Given task
Search the material below for the word "Pearson". Copy every line that has it.

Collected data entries
--- Begin ---
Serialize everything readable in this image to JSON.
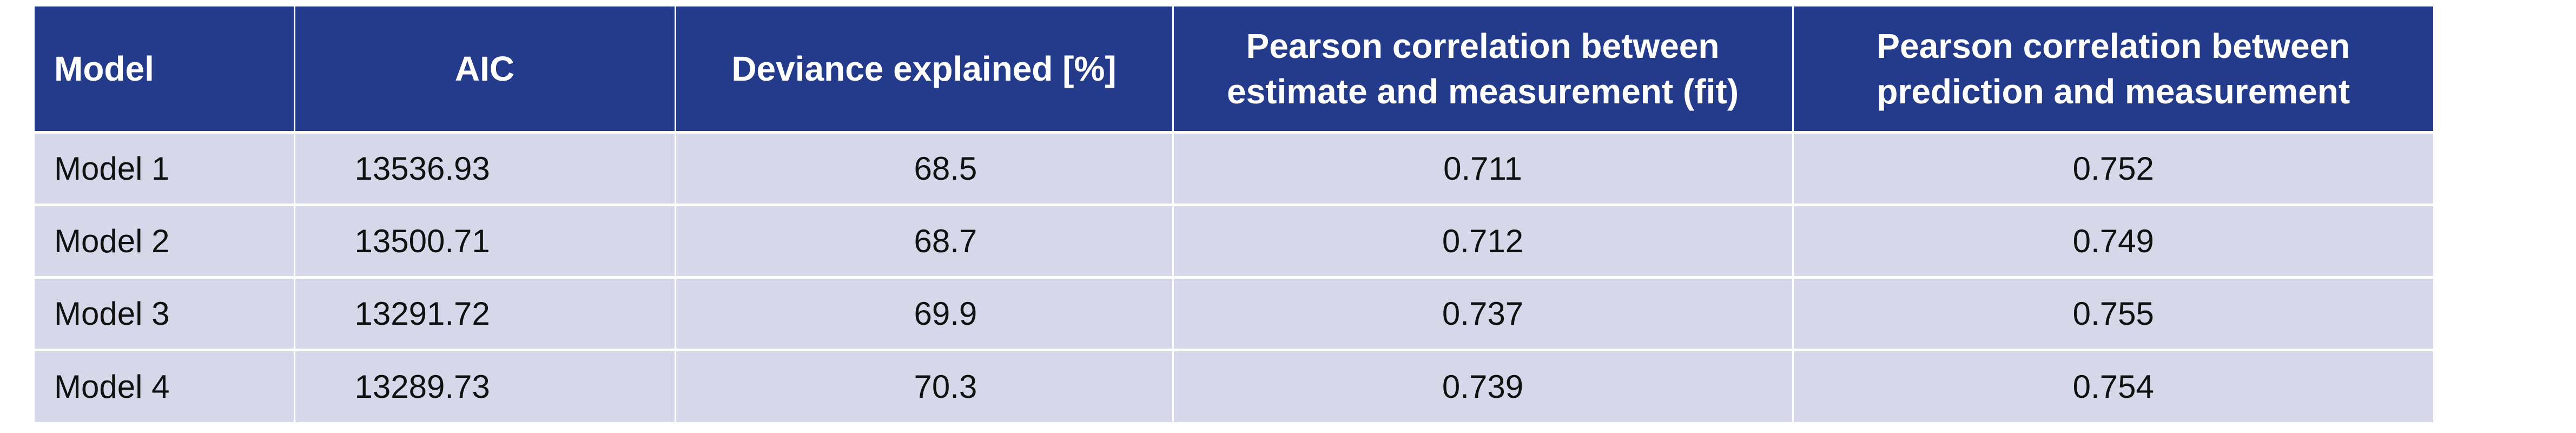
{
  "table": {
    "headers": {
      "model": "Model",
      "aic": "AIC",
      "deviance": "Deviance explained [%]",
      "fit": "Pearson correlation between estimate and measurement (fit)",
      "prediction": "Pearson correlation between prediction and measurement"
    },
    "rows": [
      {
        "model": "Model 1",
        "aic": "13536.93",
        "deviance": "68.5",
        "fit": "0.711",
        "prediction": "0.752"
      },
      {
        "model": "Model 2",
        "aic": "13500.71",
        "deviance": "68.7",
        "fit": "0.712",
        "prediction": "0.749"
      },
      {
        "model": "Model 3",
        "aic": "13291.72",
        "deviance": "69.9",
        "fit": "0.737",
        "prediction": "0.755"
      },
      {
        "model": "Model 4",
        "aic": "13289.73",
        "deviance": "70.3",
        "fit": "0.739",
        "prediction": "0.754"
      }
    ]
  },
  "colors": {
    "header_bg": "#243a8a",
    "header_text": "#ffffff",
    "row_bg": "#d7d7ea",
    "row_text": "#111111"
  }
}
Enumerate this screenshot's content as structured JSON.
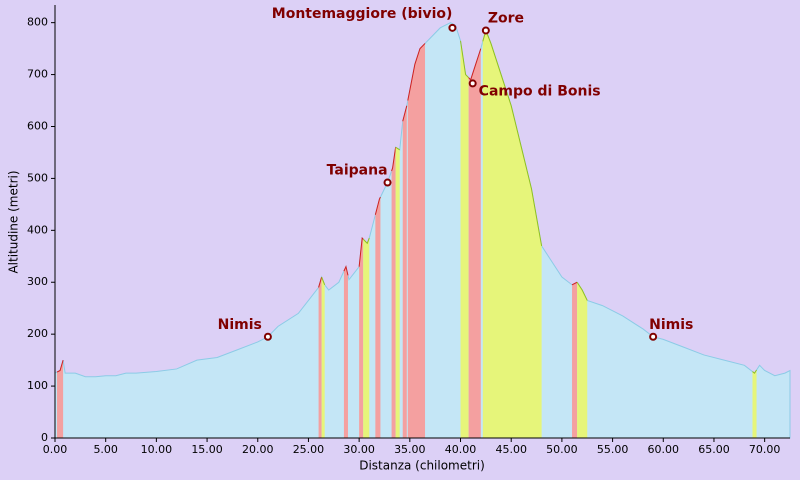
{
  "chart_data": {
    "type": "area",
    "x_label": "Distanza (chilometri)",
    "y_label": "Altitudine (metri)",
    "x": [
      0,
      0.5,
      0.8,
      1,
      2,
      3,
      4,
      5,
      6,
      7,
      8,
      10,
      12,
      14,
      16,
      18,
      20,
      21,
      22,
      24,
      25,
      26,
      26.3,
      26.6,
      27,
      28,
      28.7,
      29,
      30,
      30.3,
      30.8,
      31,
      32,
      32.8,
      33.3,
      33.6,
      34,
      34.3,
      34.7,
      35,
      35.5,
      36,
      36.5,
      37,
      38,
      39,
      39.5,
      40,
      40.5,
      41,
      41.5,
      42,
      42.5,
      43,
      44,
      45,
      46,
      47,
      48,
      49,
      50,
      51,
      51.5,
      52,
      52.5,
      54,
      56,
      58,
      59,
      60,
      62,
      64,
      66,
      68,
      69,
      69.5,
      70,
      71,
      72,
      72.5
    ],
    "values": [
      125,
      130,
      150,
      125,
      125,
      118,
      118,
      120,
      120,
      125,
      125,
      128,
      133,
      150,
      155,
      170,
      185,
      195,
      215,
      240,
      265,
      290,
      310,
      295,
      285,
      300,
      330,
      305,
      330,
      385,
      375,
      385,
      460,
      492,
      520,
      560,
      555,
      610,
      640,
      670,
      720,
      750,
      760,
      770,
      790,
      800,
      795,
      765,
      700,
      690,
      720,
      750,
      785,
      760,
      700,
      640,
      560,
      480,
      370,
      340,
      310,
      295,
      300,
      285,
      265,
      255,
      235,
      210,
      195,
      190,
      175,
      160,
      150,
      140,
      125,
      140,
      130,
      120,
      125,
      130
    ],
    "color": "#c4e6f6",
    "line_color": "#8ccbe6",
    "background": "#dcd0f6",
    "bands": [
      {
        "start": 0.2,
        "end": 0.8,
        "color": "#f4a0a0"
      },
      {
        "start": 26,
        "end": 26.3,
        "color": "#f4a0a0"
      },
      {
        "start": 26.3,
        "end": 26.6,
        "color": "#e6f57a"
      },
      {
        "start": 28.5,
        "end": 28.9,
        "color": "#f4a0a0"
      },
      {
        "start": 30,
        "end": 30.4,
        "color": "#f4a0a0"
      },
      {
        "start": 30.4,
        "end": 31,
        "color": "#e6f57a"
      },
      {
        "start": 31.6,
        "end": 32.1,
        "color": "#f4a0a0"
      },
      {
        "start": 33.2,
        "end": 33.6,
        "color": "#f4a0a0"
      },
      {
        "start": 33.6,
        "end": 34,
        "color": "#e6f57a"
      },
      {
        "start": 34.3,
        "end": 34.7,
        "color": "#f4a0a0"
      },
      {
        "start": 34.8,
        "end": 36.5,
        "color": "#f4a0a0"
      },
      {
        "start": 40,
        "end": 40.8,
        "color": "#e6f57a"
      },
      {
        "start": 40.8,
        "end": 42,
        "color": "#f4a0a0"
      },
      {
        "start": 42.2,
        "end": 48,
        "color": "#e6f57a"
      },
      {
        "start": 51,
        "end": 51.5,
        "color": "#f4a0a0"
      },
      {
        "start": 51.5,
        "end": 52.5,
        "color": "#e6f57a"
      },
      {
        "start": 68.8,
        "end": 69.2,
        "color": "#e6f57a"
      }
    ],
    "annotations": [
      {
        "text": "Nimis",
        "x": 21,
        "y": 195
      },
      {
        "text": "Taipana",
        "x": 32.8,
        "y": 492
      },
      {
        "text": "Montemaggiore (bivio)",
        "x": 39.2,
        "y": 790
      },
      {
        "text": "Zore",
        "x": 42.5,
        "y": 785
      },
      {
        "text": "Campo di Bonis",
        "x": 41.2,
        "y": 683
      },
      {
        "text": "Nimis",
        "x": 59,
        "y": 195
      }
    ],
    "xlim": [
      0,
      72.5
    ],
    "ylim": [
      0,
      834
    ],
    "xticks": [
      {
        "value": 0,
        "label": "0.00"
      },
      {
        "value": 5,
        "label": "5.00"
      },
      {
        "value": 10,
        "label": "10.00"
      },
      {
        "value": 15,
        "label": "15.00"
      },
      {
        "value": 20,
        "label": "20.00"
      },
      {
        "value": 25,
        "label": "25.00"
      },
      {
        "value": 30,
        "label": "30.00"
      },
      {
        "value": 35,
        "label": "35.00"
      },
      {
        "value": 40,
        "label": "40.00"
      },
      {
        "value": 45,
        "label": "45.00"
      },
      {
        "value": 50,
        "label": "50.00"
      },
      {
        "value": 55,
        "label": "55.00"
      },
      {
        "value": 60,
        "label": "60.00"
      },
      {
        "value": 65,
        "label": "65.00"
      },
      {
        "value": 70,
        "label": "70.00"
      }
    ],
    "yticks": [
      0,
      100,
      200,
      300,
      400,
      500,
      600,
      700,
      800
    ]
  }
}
--- End ---
--- Begin ---
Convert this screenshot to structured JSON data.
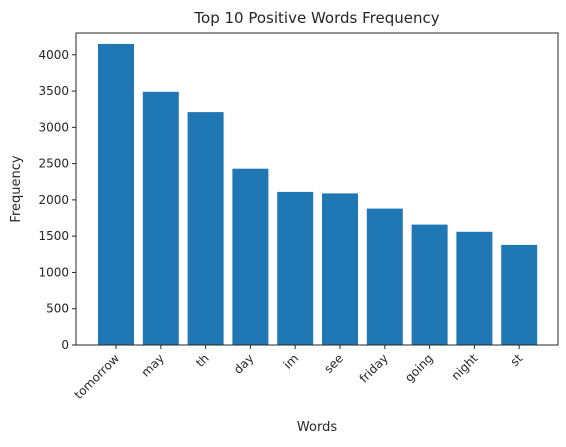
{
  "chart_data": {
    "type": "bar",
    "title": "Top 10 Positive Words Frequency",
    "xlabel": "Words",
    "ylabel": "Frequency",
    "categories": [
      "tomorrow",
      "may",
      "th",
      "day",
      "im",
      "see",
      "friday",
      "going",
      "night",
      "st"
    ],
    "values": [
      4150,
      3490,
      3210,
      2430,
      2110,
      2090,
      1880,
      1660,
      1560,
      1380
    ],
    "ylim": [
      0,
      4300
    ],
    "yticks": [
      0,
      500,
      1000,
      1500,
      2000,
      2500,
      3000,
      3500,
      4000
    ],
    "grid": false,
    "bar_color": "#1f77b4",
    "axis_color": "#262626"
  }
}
--- End ---
Answer for this exercise
      "fit": "Pearson correlation between estimate and measurement (fit)",
      "prediction": "Pearson correlation between prediction and measurement"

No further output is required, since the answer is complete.